§ Stated goal
Every line below is to be quoted exactly, with nothing added or dropped.

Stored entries
** begin **

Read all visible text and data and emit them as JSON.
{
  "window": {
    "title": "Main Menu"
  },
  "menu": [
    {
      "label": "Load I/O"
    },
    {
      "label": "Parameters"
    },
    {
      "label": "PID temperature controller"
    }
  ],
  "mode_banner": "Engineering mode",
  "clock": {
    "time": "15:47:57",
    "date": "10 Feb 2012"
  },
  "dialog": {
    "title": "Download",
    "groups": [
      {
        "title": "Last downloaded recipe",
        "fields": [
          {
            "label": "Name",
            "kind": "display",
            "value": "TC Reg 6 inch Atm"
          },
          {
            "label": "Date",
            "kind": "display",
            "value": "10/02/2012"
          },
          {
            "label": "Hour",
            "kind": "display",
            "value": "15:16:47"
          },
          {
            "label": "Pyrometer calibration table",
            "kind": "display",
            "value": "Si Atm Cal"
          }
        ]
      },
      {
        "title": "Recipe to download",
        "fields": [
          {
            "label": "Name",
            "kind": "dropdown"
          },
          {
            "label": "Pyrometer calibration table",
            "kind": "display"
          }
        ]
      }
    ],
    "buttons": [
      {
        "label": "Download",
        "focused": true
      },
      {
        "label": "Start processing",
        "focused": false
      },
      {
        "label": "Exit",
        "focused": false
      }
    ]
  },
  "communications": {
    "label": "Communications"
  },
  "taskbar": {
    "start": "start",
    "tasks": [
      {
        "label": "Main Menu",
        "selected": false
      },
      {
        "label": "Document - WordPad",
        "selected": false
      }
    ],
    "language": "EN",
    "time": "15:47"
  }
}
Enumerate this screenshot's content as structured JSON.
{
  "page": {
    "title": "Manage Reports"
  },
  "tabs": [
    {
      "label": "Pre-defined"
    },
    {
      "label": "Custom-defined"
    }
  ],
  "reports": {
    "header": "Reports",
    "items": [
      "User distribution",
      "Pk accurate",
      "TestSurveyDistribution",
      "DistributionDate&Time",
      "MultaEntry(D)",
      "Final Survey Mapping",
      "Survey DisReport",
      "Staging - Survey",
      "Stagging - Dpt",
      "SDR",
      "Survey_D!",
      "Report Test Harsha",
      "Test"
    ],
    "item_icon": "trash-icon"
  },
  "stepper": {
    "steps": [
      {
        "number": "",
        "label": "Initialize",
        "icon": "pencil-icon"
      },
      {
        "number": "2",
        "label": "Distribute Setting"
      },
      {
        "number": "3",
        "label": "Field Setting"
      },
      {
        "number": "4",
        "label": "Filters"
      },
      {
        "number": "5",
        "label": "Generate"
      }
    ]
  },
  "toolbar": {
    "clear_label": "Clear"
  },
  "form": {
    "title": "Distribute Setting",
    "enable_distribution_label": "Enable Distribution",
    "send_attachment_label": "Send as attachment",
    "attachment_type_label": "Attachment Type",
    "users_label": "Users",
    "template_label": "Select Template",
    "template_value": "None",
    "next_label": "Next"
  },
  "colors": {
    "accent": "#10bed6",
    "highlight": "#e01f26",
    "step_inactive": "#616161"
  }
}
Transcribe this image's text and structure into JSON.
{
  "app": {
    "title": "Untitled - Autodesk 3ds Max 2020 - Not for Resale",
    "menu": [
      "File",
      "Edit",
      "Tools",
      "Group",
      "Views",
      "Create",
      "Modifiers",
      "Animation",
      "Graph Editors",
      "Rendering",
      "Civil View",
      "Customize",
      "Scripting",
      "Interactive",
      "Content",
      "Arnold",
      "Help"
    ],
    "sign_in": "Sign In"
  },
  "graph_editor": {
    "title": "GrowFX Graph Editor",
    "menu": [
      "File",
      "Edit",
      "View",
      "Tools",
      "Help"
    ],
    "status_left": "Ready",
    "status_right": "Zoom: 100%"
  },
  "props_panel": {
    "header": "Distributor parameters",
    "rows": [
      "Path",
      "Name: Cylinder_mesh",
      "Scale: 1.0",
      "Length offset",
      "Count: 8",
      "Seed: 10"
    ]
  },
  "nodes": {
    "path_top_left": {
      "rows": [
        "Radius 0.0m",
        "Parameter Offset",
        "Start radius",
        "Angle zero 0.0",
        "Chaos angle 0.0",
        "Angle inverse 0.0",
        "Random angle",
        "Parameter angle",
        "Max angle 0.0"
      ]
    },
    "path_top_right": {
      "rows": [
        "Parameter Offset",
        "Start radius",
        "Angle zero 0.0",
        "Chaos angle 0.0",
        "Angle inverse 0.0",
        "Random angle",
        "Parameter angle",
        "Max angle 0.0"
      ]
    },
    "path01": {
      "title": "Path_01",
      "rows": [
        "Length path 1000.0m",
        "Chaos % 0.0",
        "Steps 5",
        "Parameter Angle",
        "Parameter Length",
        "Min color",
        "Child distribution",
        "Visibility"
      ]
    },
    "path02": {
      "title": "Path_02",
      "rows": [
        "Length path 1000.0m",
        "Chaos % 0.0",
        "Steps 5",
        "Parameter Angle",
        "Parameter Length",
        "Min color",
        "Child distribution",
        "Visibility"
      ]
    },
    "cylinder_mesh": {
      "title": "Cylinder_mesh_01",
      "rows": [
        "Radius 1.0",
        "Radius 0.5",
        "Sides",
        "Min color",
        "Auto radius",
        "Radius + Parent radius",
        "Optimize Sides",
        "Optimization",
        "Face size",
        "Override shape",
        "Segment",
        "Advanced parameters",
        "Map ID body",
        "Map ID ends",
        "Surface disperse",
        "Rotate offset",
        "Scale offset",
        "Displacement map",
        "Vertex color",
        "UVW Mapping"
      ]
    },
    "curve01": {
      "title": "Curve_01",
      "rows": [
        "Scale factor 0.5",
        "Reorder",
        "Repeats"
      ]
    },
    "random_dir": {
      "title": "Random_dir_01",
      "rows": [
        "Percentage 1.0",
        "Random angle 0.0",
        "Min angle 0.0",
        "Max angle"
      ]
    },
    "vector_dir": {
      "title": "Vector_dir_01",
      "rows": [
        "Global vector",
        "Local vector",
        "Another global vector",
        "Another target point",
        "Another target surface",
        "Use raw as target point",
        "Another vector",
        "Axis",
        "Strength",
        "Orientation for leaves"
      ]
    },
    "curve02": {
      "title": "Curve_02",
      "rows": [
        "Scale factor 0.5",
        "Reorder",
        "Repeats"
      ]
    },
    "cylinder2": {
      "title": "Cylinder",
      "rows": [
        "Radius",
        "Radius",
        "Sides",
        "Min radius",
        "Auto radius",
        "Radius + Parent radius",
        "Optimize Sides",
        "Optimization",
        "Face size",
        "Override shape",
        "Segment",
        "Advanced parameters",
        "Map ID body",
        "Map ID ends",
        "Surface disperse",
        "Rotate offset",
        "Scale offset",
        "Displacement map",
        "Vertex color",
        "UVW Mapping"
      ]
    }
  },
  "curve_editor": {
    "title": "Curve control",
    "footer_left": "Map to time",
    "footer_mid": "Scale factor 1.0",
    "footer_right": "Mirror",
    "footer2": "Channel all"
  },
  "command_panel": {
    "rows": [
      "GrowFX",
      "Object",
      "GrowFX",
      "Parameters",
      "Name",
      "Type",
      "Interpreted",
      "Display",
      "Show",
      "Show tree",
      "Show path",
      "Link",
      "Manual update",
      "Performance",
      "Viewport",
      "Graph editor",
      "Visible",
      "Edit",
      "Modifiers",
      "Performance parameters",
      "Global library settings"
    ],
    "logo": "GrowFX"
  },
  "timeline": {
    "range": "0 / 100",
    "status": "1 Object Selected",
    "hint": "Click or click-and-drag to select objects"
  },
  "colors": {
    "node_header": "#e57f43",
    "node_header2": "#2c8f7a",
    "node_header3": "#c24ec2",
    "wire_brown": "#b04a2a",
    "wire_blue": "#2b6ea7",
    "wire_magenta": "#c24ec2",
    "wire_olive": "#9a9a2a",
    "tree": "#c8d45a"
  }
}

** end **

§ Expected answer
Read all visible text and data and emit them as JSON.
{
  "window": {
    "title": "Main Menu"
  },
  "menu": [
    {
      "label": "Load I/O"
    },
    {
      "label": "Parameters"
    },
    {
      "label": "PID temperature controller"
    }
  ],
  "mode_banner": "Engineering mode",
  "clock": {
    "time": "15:47:57",
    "date": "10 Feb 2012"
  },
  "dialog": {
    "title": "Download",
    "groups": [
      {
        "title": "Last downloaded recipe",
        "fields": [
          {
            "label": "Name",
            "kind": "display",
            "value": "TC Reg 6 inch Atm"
          },
          {
            "label": "Date",
            "kind": "display",
            "value": "10/02/2012"
          },
          {
            "label": "Hour",
            "kind": "display",
            "value": "15:16:47"
          },
          {
            "label": "Pyrometer calibration table",
            "kind": "display",
            "value": "Si Atm Cal"
          }
        ]
      },
      {
        "title": "Recipe to download",
        "fields": [
          {
            "label": "Name",
            "kind": "dropdown"
          },
          {
            "label": "Pyrometer calibration table",
            "kind": "display"
          }
        ]
      }
    ],
    "buttons": [
      {
        "label": "Download",
        "focused": true
      },
      {
        "label": "Start processing",
        "focused": false
      },
      {
        "label": "Exit",
        "focused": false
      }
    ]
  },
  "communications": {
    "label": "Communications"
  },
  "taskbar": {
    "start": "start",
    "tasks": [
      {
        "label": "Main Menu",
        "selected": false
      },
      {
        "label": "Document - WordPad",
        "selected": false
      }
    ],
    "language": "EN",
    "time": "15:47"
  }
}
Enumerate this screenshot's content as structured JSON.
{
  "page": {
    "title": "Manage Reports"
  },
  "tabs": [
    {
      "label": "Pre-defined"
    },
    {
      "label": "Custom-defined"
    }
  ],
  "reports": {
    "header": "Reports",
    "items": [
      "User distribution",
      "Pk accurate",
      "TestSurveyDistribution",
      "DistributionDate&Time",
      "MultaEntry(D)",
      "Final Survey Mapping",
      "Survey DisReport",
      "Staging - Survey",
      "Stagging - Dpt",
      "SDR",
      "Survey_D!",
      "Report Test Harsha",
      "Test"
    ],
    "item_icon": "trash-icon"
  },
  "stepper": {
    "steps": [
      {
        "number": "",
        "label": "Initialize",
        "icon": "pencil-icon"
      },
      {
        "number": "2",
        "label": "Distribute Setting"
      },
      {
        "number": "3",
        "label": "Field Setting"
      },
      {
        "number": "4",
        "label": "Filters"
      },
      {
        "number": "5",
        "label": "Generate"
      }
    ]
  },
  "toolbar": {
    "clear_label": "Clear"
  },
  "form": {
    "title": "Distribute Setting",
    "enable_distribution_label": "Enable Distribution",
    "send_attachment_label": "Send as attachment",
    "attachment_type_label": "Attachment Type",
    "users_label": "Users",
    "template_label": "Select Template",
    "template_value": "None",
    "next_label": "Next"
  },
  "colors": {
    "accent": "#10bed6",
    "highlight": "#e01f26",
    "step_inactive": "#616161"
  }
}
Transcribe this image's text and structure into JSON.
{
  "app": {
    "title": "Untitled - Autodesk 3ds Max 2020 - Not for Resale",
    "menu": [
      "File",
      "Edit",
      "Tools",
      "Group",
      "Views",
      "Create",
      "Modifiers",
      "Animation",
      "Graph Editors",
      "Rendering",
      "Civil View",
      "Customize",
      "Scripting",
      "Interactive",
      "Content",
      "Arnold",
      "Help"
    ],
    "sign_in": "Sign In"
  },
  "graph_editor": {
    "title": "GrowFX Graph Editor",
    "menu": [
      "File",
      "Edit",
      "View",
      "Tools",
      "Help"
    ],
    "status_left": "Ready",
    "status_right": "Zoom: 100%"
  },
  "props_panel": {
    "header": "Distributor parameters",
    "rows": [
      "Path",
      "Name: Cylinder_mesh",
      "Scale: 1.0",
      "Length offset",
      "Count: 8",
      "Seed: 10"
    ]
  },
  "nodes": {
    "path_top_left": {
      "rows": [
        "Radius 0.0m",
        "Parameter Offset",
        "Start radius",
        "Angle zero 0.0",
        "Chaos angle 0.0",
        "Angle inverse 0.0",
        "Random angle",
        "Parameter angle",
        "Max angle 0.0"
      ]
    },
    "path_top_right": {
      "rows": [
        "Parameter Offset",
        "Start radius",
        "Angle zero 0.0",
        "Chaos angle 0.0",
        "Angle inverse 0.0",
        "Random angle",
        "Parameter angle",
        "Max angle 0.0"
      ]
    },
    "path01": {
      "title": "Path_01",
      "rows": [
        "Length path 1000.0m",
        "Chaos % 0.0",
        "Steps 5",
        "Parameter Angle",
        "Parameter Length",
        "Min color",
        "Child distribution",
        "Visibility"
      ]
    },
    "path02": {
      "title": "Path_02",
      "rows": [
        "Length path 1000.0m",
        "Chaos % 0.0",
        "Steps 5",
        "Parameter Angle",
        "Parameter Length",
        "Min color",
        "Child distribution",
        "Visibility"
      ]
    },
    "cylinder_mesh": {
      "title": "Cylinder_mesh_01",
      "rows": [
        "Radius 1.0",
        "Radius 0.5",
        "Sides",
        "Min color",
        "Auto radius",
        "Radius + Parent radius",
        "Optimize Sides",
        "Optimization",
        "Face size",
        "Override shape",
        "Segment",
        "Advanced parameters",
        "Map ID body",
        "Map ID ends",
        "Surface disperse",
        "Rotate offset",
        "Scale offset",
        "Displacement map",
        "Vertex color",
        "UVW Mapping"
      ]
    },
    "curve01": {
      "title": "Curve_01",
      "rows": [
        "Scale factor 0.5",
        "Reorder",
        "Repeats"
      ]
    },
    "random_dir": {
      "title": "Random_dir_01",
      "rows": [
        "Percentage 1.0",
        "Random angle 0.0",
        "Min angle 0.0",
        "Max angle"
      ]
    },
    "vector_dir": {
      "title": "Vector_dir_01",
      "rows": [
        "Global vector",
        "Local vector",
        "Another global vector",
        "Another target point",
        "Another target surface",
        "Use raw as target point",
        "Another vector",
        "Axis",
        "Strength",
        "Orientation for leaves"
      ]
    },
    "curve02": {
      "title": "Curve_02",
      "rows": [
        "Scale factor 0.5",
        "Reorder",
        "Repeats"
      ]
    },
    "cylinder2": {
      "title": "Cylinder",
      "rows": [
        "Radius",
        "Radius",
        "Sides",
        "Min radius",
        "Auto radius",
        "Radius + Parent radius",
        "Optimize Sides",
        "Optimization",
        "Face size",
        "Override shape",
        "Segment",
        "Advanced parameters",
        "Map ID body",
        "Map ID ends",
        "Surface disperse",
        "Rotate offset",
        "Scale offset",
        "Displacement map",
        "Vertex color",
        "UVW Mapping"
      ]
    }
  },
  "curve_editor": {
    "title": "Curve control",
    "footer_left": "Map to time",
    "footer_mid": "Scale factor 1.0",
    "footer_right": "Mirror",
    "footer2": "Channel all"
  },
  "command_panel": {
    "rows": [
      "GrowFX",
      "Object",
      "GrowFX",
      "Parameters",
      "Name",
      "Type",
      "Interpreted",
      "Display",
      "Show",
      "Show tree",
      "Show path",
      "Link",
      "Manual update",
      "Performance",
      "Viewport",
      "Graph editor",
      "Visible",
      "Edit",
      "Modifiers",
      "Performance parameters",
      "Global library settings"
    ],
    "logo": "GrowFX"
  },
  "timeline": {
    "range": "0 / 100",
    "status": "1 Object Selected",
    "hint": "Click or click-and-drag to select objects"
  },
  "colors": {
    "node_header": "#e57f43",
    "node_header2": "#2c8f7a",
    "node_header3": "#c24ec2",
    "wire_brown": "#b04a2a",
    "wire_blue": "#2b6ea7",
    "wire_magenta": "#c24ec2",
    "wire_olive": "#9a9a2a",
    "tree": "#c8d45a"
  }
}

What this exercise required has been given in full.